What is asked → Single out the lines that include the word "itxtest". Copy them.

Data entries
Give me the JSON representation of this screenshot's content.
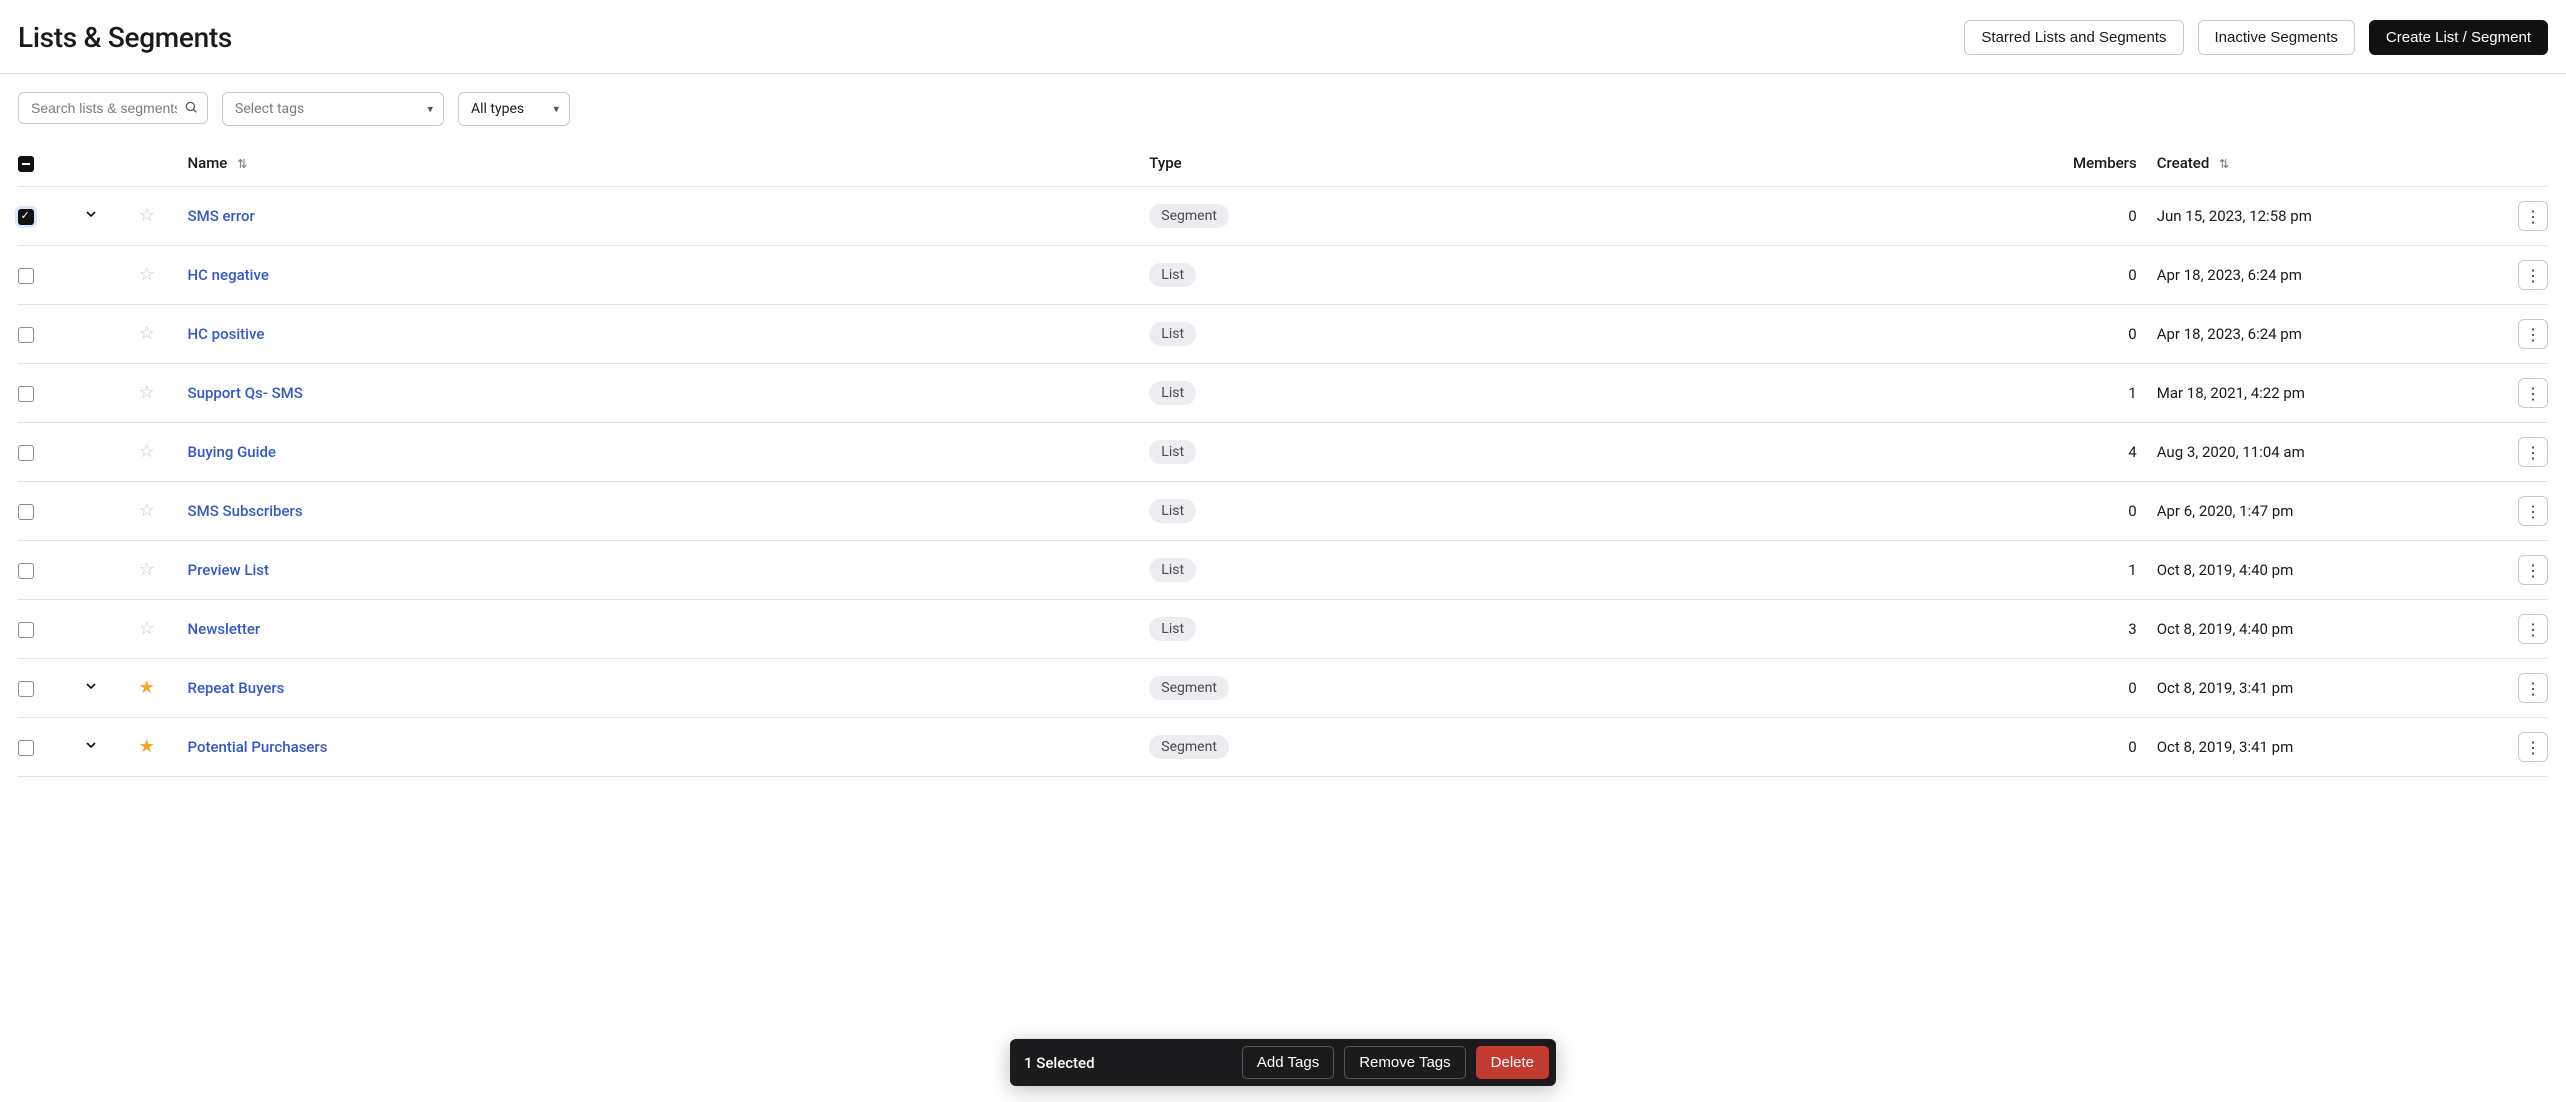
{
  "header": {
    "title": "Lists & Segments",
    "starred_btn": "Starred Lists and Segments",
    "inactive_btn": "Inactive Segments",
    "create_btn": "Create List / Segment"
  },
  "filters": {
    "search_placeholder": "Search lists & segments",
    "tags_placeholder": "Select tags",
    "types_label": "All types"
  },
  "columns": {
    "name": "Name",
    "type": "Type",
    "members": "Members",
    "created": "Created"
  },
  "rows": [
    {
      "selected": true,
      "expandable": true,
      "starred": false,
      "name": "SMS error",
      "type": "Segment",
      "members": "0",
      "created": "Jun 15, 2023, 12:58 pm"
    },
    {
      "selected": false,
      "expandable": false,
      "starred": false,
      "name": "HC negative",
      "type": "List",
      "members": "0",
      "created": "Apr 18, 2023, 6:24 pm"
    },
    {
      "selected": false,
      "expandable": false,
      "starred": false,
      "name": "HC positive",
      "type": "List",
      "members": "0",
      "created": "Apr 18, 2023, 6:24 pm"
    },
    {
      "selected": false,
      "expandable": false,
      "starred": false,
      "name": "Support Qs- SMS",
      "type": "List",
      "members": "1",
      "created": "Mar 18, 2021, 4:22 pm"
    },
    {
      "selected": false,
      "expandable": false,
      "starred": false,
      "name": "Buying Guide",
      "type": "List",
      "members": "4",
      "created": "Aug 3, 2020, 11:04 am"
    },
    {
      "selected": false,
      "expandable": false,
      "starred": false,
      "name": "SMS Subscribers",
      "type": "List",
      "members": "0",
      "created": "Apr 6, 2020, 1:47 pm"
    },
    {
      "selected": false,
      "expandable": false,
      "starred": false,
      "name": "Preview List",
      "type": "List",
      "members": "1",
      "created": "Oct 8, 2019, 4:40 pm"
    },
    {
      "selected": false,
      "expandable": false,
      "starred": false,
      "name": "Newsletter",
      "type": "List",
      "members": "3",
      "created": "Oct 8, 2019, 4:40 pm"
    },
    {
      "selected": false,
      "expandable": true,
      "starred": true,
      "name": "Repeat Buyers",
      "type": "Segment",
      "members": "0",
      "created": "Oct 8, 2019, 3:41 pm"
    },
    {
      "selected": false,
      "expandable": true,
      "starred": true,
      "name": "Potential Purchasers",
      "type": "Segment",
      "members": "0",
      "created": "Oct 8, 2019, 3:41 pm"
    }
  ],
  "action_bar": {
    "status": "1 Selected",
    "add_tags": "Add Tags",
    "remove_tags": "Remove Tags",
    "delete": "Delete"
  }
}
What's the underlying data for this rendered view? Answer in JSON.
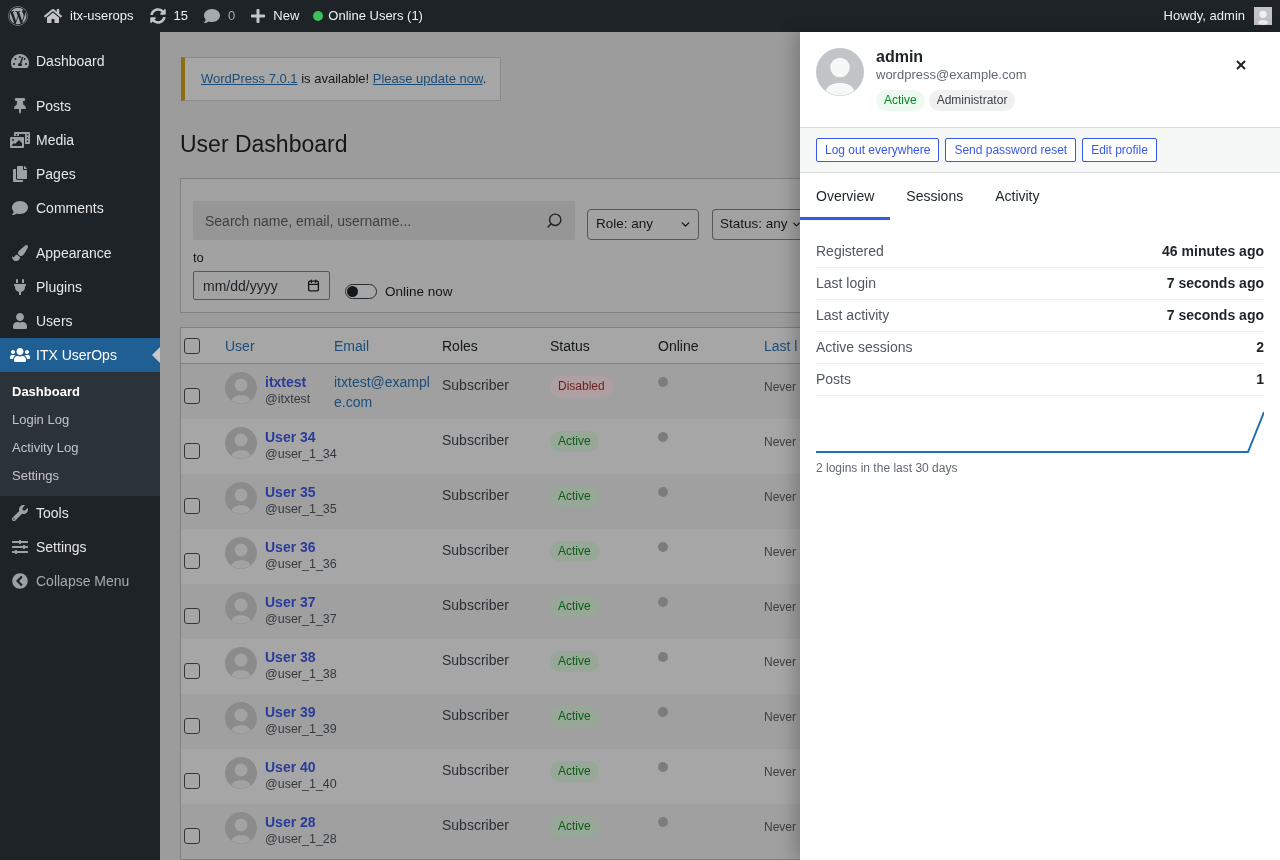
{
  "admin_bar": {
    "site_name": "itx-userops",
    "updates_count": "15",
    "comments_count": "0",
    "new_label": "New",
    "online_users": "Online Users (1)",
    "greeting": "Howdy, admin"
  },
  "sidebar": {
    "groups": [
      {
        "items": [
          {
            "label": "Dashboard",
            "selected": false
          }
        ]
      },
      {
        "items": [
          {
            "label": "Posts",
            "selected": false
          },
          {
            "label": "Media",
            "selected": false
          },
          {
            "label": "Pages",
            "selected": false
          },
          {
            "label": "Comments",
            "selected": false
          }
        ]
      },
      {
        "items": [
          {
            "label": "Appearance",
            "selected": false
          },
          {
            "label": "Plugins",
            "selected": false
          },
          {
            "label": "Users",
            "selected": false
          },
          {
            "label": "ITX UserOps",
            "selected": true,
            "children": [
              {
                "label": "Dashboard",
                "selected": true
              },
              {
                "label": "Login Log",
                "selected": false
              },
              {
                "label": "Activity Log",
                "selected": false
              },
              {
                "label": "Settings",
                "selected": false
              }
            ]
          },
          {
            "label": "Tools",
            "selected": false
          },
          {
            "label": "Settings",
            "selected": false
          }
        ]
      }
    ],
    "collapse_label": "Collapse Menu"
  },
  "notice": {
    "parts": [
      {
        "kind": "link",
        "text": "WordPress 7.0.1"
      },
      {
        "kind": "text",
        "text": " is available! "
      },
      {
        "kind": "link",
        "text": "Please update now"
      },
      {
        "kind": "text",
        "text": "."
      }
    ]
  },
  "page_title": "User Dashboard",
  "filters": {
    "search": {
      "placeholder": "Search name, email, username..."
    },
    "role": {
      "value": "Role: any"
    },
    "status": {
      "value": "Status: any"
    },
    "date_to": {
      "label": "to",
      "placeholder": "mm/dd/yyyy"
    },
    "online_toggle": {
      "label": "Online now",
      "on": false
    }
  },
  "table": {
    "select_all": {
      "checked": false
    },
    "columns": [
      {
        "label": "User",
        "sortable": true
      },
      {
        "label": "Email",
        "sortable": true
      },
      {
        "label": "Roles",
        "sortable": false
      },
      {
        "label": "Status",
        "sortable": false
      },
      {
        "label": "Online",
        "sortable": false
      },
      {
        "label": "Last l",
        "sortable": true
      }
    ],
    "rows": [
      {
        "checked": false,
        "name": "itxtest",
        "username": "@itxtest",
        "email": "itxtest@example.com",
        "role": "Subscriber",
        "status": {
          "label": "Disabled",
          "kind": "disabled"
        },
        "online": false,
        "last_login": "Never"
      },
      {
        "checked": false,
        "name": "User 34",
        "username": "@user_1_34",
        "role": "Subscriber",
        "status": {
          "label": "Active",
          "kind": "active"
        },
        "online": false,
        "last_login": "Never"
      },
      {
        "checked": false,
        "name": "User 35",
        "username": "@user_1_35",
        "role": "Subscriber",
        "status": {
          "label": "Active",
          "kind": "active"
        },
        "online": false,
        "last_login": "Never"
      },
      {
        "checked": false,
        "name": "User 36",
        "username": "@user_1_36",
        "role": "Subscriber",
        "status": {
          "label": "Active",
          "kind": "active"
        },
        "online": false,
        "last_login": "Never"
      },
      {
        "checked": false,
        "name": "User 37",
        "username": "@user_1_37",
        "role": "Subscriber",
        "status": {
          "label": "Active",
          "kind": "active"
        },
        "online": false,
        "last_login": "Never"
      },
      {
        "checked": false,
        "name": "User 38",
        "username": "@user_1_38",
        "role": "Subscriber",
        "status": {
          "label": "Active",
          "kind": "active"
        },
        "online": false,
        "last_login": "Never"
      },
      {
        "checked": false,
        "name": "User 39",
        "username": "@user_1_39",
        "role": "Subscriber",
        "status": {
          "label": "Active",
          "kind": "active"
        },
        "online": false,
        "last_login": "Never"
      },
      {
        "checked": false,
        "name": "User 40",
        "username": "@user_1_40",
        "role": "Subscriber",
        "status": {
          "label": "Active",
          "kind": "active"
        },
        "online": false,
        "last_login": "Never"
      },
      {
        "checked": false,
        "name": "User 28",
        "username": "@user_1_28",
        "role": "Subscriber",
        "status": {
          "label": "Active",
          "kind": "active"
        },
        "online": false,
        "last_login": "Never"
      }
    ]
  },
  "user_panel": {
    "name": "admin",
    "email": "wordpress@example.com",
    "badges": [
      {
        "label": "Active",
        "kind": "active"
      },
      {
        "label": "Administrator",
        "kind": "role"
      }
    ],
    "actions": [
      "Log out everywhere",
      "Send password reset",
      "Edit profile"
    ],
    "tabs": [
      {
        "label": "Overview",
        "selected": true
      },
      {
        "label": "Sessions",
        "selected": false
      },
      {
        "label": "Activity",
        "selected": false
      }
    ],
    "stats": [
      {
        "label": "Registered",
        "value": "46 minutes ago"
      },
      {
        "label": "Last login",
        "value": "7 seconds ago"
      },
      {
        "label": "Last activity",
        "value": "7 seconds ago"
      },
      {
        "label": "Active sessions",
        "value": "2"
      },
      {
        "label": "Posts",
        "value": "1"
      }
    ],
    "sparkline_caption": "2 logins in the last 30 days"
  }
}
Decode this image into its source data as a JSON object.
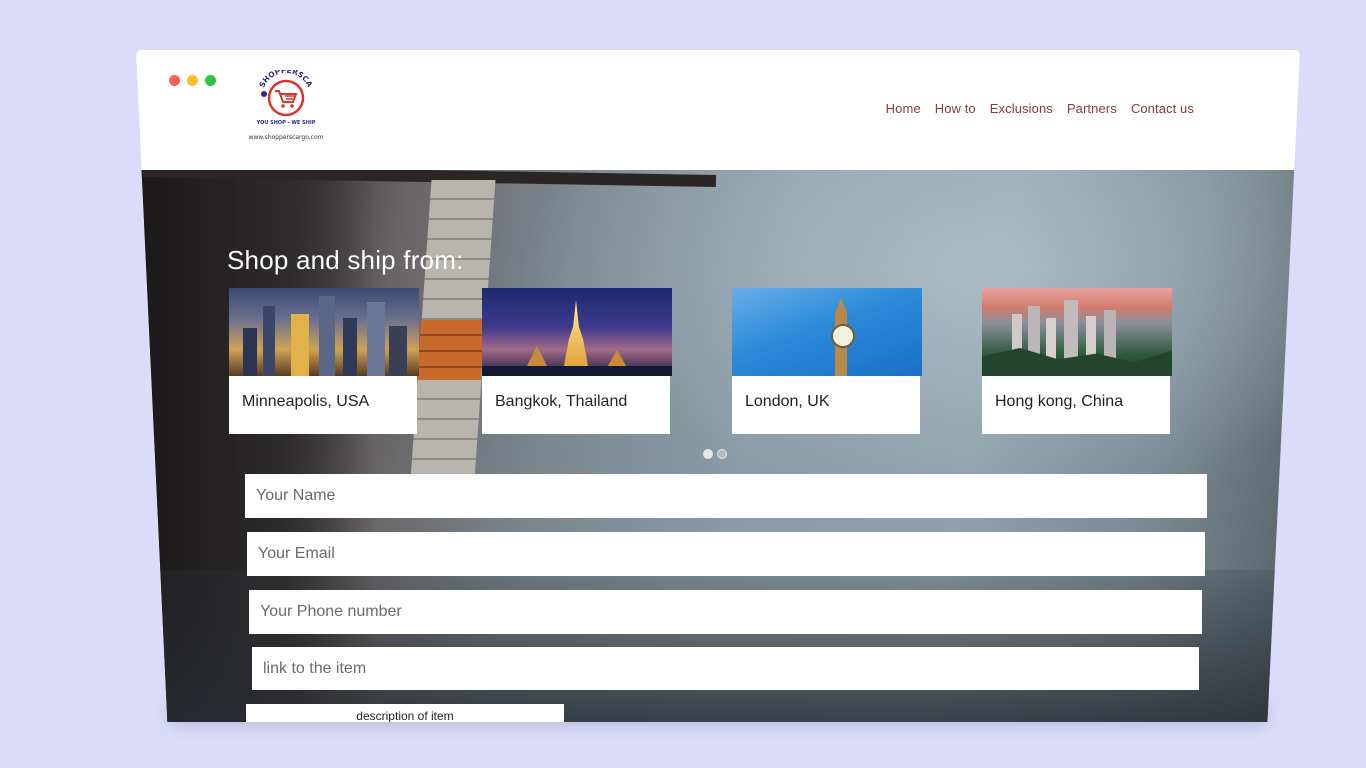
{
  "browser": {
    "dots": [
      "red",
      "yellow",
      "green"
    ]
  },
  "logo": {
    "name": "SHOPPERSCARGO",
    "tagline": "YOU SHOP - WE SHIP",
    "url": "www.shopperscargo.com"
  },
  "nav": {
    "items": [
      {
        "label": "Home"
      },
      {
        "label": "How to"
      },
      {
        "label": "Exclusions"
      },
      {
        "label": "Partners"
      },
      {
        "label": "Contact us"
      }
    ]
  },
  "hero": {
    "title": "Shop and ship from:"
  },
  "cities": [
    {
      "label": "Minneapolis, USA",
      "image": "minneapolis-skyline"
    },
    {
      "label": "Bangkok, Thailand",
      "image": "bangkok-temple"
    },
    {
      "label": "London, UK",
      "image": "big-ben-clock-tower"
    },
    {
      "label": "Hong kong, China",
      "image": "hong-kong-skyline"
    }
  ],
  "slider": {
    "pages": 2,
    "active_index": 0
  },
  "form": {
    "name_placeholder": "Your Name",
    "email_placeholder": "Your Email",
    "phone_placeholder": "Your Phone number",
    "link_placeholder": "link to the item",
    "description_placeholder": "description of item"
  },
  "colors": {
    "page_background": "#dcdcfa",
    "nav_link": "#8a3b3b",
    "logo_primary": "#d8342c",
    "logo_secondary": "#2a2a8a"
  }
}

Written answer →
        "name": "itxtest",
        "username": "@itxtest",
        "email": "itxtest@example.com",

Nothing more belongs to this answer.